▶ **EXERCISE AIM**: Filter for the word "should" and keep each matching line.

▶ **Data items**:

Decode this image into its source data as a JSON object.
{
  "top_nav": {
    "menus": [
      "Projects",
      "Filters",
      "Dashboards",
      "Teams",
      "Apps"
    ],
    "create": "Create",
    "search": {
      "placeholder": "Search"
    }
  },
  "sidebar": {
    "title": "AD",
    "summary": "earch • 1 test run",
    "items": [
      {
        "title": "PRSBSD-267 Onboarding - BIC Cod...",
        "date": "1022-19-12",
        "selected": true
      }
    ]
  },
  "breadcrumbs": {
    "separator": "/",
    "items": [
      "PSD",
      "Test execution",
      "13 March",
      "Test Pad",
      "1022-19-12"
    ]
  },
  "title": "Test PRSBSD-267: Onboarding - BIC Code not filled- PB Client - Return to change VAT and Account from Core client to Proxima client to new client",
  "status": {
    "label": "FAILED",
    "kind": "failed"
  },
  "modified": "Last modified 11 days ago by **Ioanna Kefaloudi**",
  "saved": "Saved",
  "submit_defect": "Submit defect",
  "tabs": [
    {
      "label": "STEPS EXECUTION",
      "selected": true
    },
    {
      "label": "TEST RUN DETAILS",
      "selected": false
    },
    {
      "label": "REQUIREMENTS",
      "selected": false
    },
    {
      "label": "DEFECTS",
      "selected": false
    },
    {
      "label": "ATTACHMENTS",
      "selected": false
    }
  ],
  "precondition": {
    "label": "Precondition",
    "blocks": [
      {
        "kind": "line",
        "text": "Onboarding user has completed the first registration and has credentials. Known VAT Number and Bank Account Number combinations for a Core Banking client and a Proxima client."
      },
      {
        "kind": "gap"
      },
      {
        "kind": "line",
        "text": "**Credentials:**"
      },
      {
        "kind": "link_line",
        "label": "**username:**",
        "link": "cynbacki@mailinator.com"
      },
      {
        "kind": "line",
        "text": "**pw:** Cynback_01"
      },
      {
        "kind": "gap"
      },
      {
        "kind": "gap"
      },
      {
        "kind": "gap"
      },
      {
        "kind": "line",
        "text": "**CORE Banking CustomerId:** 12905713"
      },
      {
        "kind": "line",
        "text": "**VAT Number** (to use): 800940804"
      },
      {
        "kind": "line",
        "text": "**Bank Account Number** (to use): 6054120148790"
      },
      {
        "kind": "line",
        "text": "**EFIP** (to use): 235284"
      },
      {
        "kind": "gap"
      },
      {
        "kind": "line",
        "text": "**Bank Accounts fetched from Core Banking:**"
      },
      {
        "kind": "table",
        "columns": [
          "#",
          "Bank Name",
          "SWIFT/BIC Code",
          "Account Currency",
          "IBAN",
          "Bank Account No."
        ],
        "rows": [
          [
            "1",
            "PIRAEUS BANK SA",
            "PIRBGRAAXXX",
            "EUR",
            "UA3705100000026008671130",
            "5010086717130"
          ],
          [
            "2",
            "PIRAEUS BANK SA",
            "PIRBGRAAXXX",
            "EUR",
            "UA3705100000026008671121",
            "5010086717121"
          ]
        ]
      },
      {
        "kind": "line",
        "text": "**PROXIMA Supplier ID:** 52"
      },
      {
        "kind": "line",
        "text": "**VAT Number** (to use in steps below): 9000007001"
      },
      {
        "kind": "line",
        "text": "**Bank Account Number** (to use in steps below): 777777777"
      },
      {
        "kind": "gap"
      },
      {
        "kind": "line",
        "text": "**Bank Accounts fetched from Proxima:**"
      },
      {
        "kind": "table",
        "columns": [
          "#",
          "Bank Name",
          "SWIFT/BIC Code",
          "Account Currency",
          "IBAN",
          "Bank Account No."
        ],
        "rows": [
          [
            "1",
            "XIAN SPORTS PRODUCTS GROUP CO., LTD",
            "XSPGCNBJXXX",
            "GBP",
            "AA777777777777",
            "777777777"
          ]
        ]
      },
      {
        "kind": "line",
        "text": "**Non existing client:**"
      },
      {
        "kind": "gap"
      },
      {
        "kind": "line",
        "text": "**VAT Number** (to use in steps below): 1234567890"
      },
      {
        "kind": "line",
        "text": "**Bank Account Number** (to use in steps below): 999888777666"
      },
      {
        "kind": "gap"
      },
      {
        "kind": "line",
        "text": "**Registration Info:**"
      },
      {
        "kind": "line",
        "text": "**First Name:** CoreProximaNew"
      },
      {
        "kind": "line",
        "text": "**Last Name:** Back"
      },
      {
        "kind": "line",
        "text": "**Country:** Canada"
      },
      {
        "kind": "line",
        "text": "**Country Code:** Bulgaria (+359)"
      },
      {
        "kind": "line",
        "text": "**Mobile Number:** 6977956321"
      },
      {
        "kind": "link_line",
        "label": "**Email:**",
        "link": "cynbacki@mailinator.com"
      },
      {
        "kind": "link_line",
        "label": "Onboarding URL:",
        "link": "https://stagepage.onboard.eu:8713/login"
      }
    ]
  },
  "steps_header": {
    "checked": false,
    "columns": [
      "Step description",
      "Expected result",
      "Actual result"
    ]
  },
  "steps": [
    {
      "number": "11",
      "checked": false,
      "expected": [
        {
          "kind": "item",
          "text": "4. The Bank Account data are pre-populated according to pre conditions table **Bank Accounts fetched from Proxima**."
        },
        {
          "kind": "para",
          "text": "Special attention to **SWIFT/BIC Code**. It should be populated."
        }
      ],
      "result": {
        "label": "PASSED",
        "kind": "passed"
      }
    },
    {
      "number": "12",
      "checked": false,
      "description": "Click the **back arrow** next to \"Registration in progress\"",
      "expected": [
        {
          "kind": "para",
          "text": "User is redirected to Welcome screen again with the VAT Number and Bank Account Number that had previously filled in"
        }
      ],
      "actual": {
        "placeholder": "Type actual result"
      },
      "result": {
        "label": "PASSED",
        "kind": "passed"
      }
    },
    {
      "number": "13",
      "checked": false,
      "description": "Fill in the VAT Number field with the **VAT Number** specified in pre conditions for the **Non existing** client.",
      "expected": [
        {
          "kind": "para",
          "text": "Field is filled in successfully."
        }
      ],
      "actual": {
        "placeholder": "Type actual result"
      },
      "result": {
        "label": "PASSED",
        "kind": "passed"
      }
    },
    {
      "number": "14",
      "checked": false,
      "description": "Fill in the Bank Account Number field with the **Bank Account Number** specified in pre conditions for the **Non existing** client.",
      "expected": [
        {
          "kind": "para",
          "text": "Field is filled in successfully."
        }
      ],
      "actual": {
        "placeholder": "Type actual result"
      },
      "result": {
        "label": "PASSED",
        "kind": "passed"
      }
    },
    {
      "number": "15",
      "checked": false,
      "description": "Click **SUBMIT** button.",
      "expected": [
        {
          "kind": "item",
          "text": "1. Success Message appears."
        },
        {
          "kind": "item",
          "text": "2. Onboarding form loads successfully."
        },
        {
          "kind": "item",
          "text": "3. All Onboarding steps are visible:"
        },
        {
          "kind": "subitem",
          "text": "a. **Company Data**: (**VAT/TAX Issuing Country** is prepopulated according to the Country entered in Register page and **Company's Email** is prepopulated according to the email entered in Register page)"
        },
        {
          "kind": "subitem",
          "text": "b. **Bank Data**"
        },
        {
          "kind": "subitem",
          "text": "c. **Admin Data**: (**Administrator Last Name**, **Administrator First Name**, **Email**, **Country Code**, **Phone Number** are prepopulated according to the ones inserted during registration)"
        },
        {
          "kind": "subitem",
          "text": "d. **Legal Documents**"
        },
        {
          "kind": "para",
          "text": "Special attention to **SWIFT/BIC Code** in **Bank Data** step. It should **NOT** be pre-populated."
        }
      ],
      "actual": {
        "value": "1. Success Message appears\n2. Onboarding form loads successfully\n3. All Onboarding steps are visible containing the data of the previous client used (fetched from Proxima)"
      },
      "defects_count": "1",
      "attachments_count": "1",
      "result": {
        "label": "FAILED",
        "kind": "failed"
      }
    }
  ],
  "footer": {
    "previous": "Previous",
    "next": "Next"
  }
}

▶ **SOLUTION TO THE EXERCISE**:
          "text": "Special attention to **SWIFT/BIC Code**. It should be populated."
          "text": "Special attention to **SWIFT/BIC Code** in **Bank Data** step. It should **NOT** be pre-populated."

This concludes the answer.